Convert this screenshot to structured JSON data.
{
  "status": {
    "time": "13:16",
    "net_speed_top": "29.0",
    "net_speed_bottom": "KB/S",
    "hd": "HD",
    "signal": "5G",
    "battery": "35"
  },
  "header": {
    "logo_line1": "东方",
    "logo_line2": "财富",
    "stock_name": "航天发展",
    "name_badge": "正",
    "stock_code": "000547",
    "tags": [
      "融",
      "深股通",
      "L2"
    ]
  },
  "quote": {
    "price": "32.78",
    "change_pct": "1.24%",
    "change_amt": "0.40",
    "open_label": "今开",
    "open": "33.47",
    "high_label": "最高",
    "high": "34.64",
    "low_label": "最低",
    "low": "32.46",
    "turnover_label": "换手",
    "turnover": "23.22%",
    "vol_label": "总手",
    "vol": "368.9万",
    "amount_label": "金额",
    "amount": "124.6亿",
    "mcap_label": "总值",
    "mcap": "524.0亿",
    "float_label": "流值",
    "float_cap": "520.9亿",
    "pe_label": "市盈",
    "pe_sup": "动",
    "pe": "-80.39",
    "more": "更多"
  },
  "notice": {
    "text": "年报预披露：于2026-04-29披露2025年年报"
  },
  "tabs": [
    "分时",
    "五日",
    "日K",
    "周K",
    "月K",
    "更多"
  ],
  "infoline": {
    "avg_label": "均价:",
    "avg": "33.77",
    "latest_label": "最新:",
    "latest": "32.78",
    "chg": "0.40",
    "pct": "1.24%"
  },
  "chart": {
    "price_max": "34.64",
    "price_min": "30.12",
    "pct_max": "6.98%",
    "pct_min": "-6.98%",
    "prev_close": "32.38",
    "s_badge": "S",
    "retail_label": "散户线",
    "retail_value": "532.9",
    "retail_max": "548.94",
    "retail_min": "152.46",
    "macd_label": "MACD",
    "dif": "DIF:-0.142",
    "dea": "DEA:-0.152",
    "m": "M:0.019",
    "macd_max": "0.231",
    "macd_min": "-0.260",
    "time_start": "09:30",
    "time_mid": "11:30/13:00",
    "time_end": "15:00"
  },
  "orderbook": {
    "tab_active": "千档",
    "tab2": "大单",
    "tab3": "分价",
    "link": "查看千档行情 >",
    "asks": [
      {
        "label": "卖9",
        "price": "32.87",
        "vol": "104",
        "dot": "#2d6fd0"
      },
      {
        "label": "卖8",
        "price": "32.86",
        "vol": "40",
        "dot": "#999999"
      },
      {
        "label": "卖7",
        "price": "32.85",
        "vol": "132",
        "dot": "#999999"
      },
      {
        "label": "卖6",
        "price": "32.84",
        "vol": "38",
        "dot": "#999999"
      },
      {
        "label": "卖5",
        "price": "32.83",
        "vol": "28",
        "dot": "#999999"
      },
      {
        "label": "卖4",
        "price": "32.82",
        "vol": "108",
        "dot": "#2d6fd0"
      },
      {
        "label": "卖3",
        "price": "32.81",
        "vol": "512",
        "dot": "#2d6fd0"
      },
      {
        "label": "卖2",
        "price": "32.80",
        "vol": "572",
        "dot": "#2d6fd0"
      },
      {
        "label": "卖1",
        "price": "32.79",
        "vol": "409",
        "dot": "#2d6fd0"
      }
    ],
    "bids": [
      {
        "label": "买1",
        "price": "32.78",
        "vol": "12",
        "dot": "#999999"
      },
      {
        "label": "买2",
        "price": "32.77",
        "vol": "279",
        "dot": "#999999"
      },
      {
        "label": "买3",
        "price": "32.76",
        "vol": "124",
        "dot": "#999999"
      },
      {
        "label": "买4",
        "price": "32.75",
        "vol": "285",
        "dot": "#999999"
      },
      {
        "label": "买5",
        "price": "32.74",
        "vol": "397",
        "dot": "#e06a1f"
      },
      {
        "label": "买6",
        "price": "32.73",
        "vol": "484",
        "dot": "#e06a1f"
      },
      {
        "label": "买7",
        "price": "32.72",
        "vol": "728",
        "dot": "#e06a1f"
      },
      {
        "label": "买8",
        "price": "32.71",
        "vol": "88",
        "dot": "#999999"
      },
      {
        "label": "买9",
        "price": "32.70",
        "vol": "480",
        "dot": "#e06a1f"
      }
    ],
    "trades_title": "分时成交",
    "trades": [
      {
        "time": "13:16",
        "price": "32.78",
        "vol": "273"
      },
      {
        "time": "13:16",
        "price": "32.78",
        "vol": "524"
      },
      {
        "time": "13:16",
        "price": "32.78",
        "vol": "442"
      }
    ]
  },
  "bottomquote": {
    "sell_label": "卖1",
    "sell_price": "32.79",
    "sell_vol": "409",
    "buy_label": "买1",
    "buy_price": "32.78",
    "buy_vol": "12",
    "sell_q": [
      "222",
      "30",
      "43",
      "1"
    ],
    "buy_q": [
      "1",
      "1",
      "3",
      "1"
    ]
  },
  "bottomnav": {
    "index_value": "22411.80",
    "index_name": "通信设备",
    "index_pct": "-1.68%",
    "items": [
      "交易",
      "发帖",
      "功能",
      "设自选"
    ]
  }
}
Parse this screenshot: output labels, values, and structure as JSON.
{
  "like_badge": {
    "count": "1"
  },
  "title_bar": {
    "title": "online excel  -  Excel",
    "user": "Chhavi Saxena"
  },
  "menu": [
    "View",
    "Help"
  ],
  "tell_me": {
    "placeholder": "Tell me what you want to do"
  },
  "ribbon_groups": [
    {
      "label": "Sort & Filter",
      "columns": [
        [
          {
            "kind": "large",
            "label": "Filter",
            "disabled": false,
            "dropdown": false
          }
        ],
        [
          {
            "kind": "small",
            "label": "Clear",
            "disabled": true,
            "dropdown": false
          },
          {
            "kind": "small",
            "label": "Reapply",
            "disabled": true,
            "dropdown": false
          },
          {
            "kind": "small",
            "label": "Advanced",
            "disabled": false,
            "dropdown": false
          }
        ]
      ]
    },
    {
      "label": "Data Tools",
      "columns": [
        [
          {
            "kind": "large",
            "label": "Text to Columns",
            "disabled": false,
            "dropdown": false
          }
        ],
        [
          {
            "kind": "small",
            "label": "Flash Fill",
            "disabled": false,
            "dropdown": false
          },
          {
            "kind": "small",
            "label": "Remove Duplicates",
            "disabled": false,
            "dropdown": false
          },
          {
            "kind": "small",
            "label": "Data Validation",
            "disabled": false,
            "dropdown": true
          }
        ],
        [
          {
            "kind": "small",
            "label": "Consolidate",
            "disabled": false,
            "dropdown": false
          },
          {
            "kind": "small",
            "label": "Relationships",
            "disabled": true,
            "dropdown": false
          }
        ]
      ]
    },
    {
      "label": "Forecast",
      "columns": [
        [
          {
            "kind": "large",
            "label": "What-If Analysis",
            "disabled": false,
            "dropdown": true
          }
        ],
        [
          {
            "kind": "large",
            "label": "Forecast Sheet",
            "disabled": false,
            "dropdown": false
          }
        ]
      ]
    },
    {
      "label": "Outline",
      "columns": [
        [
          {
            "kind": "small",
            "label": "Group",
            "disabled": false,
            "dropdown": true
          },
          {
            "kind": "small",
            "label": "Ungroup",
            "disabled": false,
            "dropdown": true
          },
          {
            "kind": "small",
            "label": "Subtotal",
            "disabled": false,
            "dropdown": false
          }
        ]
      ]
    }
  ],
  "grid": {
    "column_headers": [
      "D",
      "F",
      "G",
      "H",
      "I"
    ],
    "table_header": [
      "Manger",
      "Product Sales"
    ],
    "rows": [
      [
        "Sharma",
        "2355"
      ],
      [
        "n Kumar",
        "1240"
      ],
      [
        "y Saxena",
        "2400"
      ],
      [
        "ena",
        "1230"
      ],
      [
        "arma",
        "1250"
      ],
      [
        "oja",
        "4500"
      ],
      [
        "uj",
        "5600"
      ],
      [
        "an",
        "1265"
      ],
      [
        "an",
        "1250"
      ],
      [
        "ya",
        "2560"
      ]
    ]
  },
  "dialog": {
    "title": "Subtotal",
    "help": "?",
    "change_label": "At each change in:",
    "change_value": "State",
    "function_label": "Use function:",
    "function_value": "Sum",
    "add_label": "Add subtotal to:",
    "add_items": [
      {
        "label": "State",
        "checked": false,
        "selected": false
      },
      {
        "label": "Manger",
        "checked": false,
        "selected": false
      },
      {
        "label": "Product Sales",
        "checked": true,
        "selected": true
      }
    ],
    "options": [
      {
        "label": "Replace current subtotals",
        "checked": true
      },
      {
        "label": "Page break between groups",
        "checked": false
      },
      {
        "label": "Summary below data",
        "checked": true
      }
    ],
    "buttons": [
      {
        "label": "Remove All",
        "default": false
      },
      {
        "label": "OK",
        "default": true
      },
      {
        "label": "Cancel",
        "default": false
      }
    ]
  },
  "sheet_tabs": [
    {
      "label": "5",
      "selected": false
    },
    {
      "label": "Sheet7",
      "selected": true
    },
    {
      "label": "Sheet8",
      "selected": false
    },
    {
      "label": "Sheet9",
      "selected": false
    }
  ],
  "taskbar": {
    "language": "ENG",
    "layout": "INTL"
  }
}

============================================================

_Goal of the exercise:_ Extract every line from the records above that contains the word "Forecast".

_Complete output:_
      "label": "Forecast",
            "label": "Forecast Sheet",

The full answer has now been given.